Gather the lines from the material that contain "Wasser".

>>>

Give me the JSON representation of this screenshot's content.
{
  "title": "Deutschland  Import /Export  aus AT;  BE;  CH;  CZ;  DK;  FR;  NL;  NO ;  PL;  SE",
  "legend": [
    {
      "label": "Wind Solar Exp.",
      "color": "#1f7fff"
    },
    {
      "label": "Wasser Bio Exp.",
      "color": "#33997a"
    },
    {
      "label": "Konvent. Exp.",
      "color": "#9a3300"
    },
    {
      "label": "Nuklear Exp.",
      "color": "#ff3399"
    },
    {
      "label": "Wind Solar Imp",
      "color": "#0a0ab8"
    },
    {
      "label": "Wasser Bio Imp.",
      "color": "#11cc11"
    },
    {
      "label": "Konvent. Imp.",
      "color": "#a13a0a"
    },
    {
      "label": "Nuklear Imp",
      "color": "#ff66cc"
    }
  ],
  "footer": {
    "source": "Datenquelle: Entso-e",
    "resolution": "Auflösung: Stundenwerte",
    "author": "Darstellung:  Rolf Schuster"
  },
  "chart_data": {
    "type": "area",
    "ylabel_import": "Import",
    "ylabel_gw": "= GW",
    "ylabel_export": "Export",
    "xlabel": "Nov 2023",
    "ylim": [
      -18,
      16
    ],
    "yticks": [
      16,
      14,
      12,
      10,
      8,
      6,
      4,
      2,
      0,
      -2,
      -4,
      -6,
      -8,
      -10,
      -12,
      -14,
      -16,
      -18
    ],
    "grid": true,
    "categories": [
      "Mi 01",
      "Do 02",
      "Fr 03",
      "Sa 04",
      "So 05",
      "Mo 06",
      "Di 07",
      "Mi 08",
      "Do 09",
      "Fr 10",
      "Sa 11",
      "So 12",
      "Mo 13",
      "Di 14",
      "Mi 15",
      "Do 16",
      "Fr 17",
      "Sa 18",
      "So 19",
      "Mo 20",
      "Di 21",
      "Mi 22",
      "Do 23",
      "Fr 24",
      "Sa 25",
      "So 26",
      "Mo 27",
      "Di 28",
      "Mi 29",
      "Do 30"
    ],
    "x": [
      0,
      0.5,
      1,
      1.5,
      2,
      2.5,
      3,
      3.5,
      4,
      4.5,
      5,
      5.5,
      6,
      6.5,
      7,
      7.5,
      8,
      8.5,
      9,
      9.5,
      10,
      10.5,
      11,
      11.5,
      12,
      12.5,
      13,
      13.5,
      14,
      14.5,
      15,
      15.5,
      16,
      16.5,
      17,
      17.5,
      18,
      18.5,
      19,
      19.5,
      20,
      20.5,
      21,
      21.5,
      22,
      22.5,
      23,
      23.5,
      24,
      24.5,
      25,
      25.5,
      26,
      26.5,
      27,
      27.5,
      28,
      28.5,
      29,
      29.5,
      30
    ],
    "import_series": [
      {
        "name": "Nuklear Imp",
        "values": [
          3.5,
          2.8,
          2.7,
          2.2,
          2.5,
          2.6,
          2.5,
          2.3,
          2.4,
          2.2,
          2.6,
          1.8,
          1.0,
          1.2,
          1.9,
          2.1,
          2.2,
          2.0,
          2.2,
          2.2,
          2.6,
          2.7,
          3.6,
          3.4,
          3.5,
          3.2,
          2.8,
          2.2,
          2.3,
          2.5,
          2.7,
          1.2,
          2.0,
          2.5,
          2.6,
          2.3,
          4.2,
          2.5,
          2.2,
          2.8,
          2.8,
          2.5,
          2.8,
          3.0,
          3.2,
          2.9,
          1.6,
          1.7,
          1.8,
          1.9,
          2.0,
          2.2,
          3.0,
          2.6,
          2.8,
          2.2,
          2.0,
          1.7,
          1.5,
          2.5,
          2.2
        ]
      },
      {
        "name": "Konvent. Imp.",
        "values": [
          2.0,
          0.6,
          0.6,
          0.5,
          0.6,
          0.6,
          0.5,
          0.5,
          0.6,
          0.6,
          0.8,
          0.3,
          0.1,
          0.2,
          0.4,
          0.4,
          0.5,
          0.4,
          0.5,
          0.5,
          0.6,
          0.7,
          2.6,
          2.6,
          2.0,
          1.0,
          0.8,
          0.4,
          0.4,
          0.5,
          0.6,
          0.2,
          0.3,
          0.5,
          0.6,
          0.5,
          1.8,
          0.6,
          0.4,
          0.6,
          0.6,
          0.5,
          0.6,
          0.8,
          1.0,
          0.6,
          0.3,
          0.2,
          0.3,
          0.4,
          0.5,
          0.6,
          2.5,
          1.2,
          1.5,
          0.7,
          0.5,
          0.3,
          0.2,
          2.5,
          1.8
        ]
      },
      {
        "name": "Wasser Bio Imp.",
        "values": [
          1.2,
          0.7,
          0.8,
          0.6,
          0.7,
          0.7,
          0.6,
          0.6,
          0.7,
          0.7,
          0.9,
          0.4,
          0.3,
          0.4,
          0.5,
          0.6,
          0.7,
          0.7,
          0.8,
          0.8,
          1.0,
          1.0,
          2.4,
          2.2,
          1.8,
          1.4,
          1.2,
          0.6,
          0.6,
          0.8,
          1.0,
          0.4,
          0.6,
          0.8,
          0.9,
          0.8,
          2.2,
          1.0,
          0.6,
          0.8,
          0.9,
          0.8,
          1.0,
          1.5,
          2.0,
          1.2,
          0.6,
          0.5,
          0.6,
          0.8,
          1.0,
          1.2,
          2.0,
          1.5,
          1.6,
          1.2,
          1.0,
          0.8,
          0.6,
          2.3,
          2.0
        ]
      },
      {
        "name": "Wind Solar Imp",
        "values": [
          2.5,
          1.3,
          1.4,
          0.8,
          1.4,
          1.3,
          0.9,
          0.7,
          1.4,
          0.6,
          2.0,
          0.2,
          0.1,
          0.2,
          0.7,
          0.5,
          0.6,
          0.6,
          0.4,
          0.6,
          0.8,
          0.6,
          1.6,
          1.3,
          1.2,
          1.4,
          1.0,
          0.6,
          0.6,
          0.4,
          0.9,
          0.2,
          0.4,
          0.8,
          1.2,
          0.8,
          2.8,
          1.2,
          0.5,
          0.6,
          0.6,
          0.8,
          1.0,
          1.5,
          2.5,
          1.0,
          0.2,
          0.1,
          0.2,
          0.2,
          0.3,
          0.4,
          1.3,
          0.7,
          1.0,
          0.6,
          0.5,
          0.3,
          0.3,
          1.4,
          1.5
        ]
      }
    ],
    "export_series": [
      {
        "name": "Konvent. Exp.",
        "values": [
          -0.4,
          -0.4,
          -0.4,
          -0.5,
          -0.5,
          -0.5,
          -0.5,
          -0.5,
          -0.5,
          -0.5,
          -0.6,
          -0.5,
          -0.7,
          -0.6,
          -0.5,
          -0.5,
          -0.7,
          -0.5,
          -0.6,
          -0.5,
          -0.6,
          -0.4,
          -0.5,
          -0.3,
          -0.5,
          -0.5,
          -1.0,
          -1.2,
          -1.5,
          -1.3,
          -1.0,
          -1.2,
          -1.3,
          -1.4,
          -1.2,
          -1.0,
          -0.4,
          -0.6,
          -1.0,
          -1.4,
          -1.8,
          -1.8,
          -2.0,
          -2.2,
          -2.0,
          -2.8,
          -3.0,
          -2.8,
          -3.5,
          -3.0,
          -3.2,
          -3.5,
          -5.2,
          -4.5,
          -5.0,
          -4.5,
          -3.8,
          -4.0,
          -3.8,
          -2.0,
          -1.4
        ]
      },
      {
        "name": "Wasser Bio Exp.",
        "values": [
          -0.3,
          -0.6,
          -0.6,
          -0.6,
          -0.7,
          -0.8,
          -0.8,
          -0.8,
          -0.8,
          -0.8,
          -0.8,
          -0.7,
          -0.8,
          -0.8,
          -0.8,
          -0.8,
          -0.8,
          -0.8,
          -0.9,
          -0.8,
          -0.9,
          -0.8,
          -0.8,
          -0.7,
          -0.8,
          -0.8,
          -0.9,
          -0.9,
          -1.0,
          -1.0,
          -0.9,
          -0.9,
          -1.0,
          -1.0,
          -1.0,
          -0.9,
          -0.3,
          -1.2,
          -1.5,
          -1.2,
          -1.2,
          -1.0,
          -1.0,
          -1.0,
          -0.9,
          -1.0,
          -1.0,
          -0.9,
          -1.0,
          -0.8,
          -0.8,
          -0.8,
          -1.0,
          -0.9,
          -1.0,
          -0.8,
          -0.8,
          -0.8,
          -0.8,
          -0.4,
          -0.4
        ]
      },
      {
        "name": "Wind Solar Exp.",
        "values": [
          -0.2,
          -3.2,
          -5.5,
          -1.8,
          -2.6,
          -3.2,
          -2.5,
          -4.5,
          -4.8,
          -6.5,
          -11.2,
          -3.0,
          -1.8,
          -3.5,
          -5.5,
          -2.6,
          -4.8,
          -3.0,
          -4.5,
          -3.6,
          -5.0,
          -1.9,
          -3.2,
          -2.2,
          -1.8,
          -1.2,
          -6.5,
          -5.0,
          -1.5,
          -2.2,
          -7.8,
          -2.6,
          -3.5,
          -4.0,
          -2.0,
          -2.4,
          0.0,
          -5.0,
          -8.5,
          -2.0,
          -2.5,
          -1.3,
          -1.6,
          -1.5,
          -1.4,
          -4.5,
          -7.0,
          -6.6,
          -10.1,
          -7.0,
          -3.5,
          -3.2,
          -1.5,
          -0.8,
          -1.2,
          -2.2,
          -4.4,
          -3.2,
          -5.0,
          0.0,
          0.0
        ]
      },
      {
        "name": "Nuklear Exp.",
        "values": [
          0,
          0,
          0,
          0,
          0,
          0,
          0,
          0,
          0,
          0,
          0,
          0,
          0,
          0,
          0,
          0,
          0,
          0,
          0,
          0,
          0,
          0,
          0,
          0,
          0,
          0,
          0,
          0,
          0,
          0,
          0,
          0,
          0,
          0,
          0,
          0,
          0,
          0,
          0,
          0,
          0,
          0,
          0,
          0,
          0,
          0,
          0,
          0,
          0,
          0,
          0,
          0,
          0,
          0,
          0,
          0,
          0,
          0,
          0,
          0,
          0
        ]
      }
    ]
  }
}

<<<
>>>

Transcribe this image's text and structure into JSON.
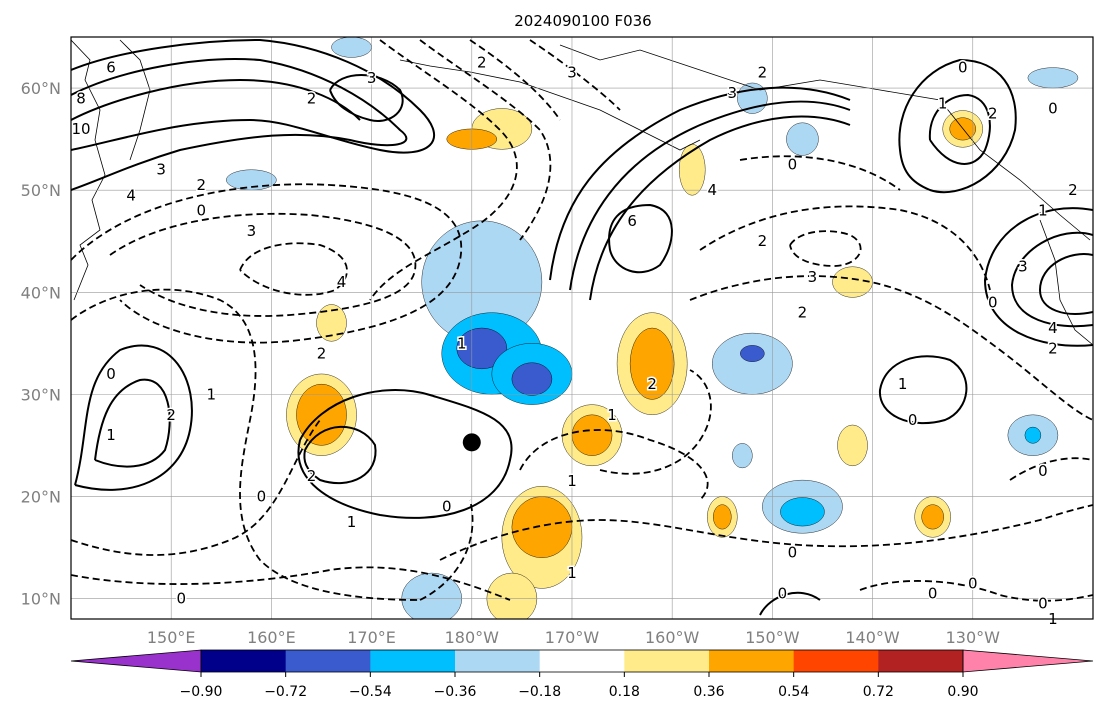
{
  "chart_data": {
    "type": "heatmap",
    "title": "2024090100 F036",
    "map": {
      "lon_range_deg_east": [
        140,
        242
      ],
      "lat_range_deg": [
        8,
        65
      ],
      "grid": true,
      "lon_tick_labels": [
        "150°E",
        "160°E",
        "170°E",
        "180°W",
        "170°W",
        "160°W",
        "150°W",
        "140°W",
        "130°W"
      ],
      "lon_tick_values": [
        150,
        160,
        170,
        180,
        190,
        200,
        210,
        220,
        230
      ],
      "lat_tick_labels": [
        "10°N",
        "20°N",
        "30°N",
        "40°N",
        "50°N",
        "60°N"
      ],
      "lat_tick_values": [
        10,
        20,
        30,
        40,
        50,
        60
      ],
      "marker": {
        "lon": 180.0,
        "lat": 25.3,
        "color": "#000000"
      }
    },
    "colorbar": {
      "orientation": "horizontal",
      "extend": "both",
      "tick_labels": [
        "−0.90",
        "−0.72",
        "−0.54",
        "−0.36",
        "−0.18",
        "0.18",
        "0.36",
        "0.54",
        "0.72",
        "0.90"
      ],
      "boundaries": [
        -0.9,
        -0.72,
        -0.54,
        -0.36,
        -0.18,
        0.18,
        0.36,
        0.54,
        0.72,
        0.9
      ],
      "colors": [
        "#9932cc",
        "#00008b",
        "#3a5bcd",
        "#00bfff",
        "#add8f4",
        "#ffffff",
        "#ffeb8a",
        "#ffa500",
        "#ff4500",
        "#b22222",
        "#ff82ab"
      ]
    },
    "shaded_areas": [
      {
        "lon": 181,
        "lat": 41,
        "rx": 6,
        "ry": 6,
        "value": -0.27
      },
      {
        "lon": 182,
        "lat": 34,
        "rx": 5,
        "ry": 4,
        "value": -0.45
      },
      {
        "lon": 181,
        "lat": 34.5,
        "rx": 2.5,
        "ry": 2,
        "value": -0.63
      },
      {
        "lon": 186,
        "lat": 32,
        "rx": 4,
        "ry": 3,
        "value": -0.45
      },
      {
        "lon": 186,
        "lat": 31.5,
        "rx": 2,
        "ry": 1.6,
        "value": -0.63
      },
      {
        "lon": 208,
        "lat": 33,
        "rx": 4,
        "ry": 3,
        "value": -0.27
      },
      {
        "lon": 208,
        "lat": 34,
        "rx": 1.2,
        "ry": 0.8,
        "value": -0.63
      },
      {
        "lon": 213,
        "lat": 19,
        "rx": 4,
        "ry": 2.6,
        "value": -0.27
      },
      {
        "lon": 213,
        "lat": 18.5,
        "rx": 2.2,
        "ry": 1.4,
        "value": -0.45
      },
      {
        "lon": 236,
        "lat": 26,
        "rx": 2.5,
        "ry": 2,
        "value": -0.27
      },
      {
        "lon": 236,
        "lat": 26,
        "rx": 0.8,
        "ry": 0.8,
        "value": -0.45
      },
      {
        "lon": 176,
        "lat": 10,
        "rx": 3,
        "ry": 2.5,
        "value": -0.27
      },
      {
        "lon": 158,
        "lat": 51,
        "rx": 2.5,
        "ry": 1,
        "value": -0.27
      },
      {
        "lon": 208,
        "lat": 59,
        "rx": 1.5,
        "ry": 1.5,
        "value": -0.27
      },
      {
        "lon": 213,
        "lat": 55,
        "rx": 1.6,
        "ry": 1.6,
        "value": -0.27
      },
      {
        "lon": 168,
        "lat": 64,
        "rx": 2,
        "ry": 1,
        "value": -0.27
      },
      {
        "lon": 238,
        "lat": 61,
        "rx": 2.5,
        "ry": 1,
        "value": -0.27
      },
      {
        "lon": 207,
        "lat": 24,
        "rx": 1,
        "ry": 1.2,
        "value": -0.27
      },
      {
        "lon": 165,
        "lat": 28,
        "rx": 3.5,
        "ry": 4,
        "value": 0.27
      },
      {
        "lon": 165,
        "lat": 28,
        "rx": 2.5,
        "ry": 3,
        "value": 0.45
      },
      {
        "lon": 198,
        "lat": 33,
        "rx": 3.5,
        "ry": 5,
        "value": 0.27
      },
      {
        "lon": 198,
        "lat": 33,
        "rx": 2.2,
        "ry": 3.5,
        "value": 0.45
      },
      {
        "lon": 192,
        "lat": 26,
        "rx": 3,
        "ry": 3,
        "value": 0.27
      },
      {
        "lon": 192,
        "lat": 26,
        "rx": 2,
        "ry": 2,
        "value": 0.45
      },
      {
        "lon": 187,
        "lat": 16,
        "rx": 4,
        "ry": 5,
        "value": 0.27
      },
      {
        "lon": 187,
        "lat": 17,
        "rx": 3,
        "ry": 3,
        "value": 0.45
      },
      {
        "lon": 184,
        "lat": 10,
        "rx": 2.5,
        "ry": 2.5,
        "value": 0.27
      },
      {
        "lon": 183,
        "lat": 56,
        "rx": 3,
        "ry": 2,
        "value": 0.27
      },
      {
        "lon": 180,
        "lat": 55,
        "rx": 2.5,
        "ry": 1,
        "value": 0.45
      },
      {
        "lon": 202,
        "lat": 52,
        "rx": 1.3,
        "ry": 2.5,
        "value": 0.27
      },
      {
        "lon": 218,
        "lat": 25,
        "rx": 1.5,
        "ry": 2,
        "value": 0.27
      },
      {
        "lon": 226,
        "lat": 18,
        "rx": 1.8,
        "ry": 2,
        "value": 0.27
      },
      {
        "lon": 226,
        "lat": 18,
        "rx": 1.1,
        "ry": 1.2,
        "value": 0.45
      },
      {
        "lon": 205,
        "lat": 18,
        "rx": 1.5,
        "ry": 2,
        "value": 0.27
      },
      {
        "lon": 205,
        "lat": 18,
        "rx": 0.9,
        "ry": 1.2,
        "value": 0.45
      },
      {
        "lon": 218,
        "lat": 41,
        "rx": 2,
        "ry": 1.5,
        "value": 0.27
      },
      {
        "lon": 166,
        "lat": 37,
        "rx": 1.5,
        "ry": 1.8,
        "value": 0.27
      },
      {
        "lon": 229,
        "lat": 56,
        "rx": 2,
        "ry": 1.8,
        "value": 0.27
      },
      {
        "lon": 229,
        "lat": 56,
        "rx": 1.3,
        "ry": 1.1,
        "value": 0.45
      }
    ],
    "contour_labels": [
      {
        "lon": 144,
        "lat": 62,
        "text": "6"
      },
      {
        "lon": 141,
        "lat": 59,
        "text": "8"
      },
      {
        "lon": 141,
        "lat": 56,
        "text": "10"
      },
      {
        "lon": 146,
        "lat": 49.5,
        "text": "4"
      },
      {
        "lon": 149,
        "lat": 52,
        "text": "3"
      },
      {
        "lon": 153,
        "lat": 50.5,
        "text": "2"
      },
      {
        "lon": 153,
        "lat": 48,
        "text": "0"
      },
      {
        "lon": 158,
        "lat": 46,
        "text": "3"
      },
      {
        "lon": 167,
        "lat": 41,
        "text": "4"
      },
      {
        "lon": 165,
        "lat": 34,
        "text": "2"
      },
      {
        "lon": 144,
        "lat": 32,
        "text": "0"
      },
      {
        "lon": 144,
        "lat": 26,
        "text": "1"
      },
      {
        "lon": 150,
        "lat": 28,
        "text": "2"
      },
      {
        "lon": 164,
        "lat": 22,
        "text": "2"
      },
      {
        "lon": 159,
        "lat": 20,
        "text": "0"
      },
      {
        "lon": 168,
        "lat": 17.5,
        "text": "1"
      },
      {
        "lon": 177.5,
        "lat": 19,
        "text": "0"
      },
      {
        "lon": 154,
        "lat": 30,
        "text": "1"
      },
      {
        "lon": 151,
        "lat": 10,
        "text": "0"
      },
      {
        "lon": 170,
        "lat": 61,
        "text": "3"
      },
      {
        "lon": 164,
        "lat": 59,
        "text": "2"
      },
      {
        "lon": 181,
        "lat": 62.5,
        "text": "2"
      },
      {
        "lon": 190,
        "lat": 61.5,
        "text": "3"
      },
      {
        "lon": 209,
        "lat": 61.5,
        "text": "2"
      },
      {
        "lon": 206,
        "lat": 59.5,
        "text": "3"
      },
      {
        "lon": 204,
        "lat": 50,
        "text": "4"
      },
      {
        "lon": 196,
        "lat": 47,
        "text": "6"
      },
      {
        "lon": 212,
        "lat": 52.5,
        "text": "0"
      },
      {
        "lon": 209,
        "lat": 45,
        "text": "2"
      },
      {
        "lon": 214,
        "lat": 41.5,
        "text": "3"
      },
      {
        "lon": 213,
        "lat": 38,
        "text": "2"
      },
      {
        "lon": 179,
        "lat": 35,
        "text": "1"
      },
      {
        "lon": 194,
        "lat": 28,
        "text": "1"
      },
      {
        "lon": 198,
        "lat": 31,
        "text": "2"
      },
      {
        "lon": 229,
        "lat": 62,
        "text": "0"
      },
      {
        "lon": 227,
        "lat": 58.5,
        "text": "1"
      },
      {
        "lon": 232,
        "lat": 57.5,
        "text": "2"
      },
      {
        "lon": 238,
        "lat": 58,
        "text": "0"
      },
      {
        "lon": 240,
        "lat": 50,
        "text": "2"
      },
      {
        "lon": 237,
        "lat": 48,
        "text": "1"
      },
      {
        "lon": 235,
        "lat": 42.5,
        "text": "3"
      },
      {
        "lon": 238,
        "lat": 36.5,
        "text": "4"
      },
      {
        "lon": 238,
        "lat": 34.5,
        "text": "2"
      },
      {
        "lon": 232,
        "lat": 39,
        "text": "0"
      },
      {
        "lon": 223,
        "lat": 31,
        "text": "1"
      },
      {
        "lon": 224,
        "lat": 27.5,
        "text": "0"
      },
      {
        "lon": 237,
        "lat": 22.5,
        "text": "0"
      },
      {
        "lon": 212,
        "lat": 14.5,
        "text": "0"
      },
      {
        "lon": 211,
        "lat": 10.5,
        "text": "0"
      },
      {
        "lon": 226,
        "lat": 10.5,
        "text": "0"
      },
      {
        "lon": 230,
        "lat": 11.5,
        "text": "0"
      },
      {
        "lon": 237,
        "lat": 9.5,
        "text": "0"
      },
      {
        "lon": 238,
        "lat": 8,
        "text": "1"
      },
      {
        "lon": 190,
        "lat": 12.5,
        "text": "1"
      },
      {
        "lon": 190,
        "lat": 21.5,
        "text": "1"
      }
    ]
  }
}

<<<

> [Task answer]:
      "label": "Wasser Bio Exp.",
      "label": "Wasser Bio Imp.",
        "name": "Wasser Bio Imp.",
        "name": "Wasser Bio Exp.",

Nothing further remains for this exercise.